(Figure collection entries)
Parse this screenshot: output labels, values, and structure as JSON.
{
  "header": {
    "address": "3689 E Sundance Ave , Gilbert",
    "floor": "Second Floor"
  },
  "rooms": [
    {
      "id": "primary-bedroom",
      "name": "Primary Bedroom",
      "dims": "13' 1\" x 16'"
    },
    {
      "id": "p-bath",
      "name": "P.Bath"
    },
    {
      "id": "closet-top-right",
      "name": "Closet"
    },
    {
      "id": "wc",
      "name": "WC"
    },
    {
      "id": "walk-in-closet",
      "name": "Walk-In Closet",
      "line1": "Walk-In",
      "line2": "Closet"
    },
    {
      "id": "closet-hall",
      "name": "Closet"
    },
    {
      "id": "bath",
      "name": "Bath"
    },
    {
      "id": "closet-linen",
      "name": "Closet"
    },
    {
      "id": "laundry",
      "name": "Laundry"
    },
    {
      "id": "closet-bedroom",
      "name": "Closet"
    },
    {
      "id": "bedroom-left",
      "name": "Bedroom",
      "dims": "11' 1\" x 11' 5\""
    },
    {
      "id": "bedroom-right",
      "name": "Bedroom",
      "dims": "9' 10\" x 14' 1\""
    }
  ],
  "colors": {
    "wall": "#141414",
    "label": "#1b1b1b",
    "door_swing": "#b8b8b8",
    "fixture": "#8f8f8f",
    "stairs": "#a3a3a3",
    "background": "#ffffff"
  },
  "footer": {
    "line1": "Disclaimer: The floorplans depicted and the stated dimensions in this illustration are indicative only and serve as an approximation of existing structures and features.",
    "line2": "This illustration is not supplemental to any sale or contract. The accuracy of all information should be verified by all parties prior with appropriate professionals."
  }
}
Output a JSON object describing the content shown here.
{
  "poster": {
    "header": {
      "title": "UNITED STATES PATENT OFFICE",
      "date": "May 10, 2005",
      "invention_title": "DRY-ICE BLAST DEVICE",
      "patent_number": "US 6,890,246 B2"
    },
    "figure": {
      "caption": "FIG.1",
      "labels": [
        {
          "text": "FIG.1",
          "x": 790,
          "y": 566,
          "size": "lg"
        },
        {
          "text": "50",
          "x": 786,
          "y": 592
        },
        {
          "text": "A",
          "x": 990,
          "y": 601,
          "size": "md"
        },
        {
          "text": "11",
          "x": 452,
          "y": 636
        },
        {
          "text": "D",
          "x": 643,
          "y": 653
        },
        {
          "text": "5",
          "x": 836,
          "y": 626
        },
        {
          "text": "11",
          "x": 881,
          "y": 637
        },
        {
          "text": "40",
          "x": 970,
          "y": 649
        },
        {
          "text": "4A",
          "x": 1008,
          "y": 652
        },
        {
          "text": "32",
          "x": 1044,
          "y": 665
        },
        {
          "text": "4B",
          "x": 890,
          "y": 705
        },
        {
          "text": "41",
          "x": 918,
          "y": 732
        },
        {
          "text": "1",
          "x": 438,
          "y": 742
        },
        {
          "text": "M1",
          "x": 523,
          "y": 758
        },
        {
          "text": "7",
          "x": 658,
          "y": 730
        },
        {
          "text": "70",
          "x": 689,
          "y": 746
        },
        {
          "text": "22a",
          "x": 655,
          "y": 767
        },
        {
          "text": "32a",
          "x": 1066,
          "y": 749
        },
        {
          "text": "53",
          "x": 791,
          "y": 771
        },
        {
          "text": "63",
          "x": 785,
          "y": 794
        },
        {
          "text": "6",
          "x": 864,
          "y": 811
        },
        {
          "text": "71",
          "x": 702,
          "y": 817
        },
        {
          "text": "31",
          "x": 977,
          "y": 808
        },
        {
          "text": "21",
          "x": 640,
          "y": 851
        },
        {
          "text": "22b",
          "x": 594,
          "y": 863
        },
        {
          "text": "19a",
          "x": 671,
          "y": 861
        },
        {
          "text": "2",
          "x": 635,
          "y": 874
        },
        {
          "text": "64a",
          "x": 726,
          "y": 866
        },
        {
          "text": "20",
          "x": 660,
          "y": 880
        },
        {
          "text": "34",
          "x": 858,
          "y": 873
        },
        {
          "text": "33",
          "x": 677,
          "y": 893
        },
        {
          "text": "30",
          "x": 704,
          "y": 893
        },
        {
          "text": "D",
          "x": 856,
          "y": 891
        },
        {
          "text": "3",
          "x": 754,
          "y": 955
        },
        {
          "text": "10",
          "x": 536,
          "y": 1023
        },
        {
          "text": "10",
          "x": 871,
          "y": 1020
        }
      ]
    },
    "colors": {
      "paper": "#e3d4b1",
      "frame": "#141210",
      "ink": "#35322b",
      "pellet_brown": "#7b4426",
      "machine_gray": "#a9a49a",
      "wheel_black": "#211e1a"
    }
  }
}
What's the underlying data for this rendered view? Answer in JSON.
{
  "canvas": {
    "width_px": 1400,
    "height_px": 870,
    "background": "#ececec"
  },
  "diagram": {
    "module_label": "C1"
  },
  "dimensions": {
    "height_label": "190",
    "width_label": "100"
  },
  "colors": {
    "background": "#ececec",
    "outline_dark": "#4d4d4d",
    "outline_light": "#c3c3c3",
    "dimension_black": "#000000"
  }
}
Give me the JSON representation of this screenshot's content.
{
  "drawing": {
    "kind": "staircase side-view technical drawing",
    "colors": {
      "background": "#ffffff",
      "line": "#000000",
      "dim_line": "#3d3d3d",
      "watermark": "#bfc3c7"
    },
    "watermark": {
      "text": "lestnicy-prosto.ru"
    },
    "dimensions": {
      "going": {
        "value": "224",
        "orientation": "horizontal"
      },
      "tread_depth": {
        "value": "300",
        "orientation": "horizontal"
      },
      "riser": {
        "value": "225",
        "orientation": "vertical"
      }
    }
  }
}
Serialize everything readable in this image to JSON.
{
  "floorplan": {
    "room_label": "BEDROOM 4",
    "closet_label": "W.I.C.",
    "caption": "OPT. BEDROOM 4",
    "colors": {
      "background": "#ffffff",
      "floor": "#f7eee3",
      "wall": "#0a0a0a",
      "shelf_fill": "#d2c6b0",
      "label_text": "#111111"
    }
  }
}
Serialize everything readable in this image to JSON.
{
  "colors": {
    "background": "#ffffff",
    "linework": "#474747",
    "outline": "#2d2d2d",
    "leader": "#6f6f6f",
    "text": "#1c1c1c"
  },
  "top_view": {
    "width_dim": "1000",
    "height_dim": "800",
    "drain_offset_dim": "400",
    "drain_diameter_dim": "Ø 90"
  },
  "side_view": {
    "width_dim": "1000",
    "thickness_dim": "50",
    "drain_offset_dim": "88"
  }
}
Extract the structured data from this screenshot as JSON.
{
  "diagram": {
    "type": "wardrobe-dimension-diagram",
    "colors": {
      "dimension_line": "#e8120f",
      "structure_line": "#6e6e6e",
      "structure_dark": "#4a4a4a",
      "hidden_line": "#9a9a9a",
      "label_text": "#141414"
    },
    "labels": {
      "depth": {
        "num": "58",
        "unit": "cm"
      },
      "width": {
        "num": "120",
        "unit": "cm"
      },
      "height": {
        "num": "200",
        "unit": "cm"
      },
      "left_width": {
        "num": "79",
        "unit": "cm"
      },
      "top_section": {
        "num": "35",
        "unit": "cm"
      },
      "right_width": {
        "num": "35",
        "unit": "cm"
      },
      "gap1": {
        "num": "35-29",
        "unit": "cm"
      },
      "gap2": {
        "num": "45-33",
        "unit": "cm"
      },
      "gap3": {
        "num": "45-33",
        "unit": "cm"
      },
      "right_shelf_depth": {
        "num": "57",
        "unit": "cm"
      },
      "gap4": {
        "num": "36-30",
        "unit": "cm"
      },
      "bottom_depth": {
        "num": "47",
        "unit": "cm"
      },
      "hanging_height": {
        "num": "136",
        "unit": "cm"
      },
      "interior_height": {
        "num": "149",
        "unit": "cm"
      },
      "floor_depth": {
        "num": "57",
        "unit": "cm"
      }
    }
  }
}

* Set problem
What is the number of lines in the listing above that contain the string "content"? Give only the number.

* Task output
2